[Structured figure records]

------------

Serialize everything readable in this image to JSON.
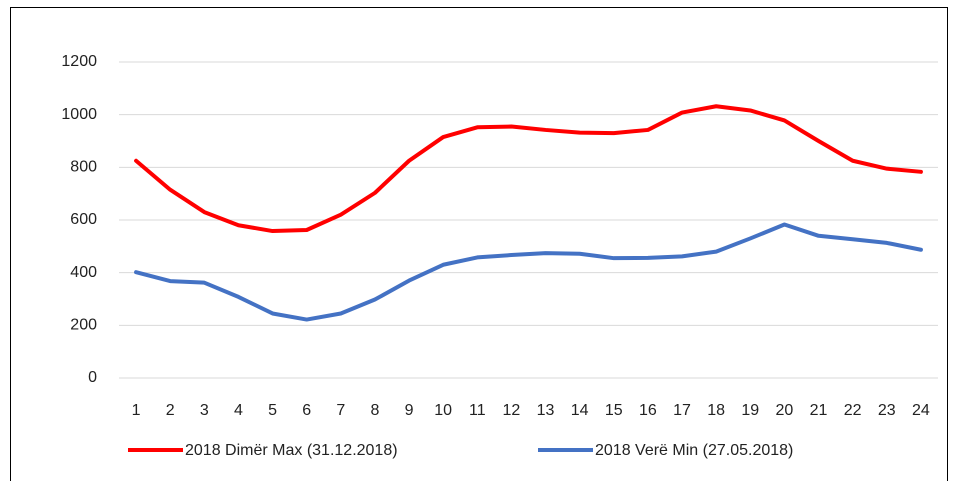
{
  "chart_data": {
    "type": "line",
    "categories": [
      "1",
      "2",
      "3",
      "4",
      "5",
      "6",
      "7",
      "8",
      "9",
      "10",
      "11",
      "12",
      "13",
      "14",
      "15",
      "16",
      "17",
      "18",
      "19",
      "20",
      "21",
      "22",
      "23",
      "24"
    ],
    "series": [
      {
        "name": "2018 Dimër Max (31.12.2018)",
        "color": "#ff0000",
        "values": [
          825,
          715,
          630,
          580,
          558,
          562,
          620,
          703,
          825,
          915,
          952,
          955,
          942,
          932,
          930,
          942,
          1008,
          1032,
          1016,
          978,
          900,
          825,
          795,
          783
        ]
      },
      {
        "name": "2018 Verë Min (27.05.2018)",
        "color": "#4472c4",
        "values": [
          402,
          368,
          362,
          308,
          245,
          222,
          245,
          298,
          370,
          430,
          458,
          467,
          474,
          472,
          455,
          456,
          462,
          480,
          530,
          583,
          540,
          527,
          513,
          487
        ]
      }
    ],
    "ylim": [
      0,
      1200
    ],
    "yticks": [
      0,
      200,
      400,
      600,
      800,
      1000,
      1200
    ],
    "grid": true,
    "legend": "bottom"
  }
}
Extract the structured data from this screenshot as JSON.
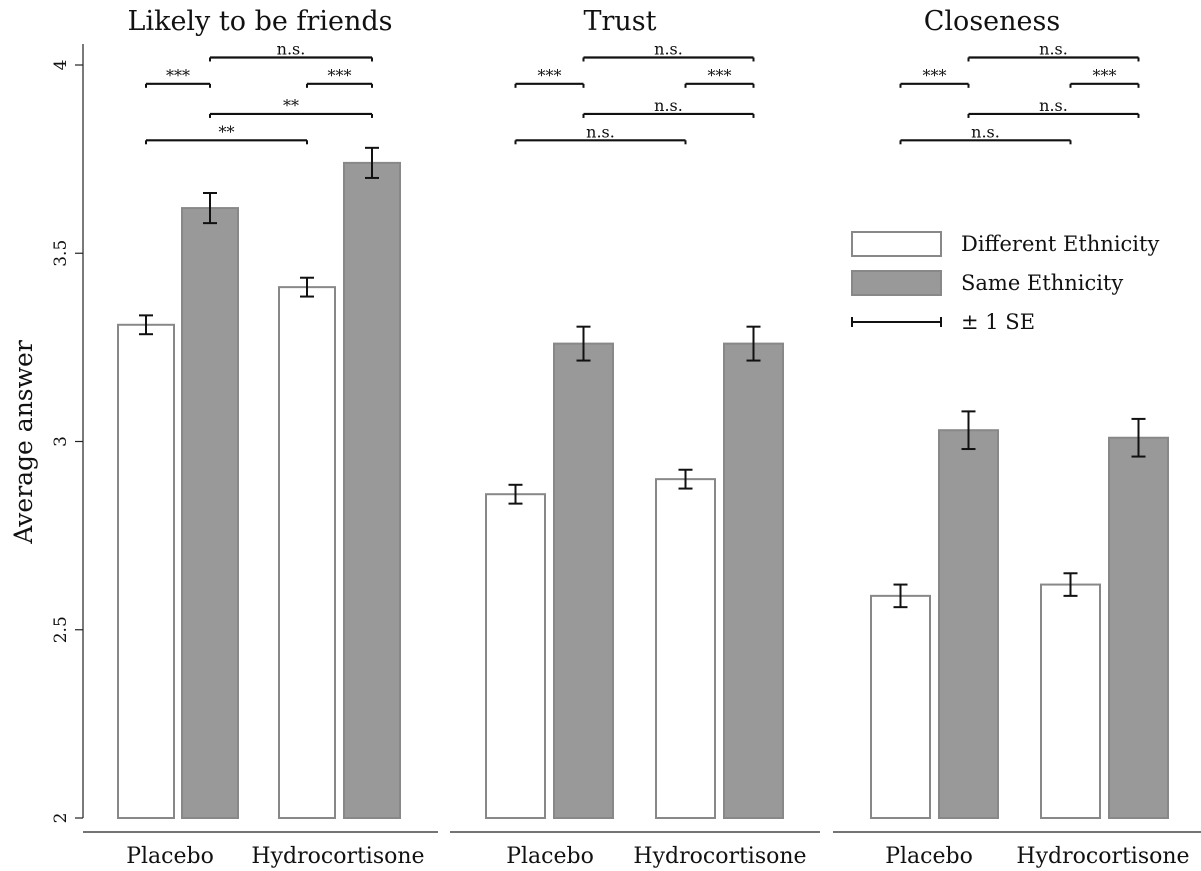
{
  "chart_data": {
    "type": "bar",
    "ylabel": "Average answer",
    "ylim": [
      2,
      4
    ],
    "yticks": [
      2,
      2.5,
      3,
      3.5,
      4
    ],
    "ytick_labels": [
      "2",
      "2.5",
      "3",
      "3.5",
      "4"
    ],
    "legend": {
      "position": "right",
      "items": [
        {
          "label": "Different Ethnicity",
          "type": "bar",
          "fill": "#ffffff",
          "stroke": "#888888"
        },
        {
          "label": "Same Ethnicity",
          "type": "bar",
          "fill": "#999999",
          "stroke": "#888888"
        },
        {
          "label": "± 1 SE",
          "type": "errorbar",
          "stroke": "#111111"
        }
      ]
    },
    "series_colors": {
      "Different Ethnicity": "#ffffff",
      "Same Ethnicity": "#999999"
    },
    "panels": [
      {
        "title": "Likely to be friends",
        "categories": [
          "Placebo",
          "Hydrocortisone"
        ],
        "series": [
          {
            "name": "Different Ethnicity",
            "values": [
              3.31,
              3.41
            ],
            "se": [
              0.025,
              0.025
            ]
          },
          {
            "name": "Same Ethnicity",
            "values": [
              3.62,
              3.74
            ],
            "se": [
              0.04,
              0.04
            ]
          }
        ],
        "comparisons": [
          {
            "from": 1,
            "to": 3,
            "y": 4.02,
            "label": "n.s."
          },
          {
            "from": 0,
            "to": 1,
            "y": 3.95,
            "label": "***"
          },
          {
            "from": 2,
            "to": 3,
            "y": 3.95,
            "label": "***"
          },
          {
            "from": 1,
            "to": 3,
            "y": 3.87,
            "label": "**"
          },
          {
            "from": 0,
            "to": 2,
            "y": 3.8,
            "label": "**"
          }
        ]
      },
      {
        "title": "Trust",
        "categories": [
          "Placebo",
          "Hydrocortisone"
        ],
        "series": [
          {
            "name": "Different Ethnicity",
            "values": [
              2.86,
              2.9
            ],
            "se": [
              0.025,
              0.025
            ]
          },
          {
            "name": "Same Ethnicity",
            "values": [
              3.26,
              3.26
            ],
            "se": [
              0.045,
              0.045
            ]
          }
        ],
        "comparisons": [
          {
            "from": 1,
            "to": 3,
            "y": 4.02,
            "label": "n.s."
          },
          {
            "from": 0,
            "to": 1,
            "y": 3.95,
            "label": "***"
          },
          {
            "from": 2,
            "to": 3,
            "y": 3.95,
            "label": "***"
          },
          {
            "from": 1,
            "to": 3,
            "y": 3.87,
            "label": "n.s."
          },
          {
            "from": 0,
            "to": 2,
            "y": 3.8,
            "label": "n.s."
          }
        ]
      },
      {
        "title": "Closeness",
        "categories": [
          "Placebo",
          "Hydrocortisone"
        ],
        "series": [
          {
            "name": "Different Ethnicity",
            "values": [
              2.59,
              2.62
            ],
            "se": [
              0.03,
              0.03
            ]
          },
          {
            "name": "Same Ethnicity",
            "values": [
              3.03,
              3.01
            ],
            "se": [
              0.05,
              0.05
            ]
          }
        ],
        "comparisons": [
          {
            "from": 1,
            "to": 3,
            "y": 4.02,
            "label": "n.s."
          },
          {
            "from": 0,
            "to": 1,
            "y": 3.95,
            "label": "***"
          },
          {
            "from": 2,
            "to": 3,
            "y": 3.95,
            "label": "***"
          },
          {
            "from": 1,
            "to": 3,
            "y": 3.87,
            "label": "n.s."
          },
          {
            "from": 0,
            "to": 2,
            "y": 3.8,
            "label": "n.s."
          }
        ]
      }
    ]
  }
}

------------

From the listing above, collect every line that mentions the word "type".

    "type": "line",
    "type": "bar",
          "type": "bar",
          "type": "bar",
          "type": "errorbar",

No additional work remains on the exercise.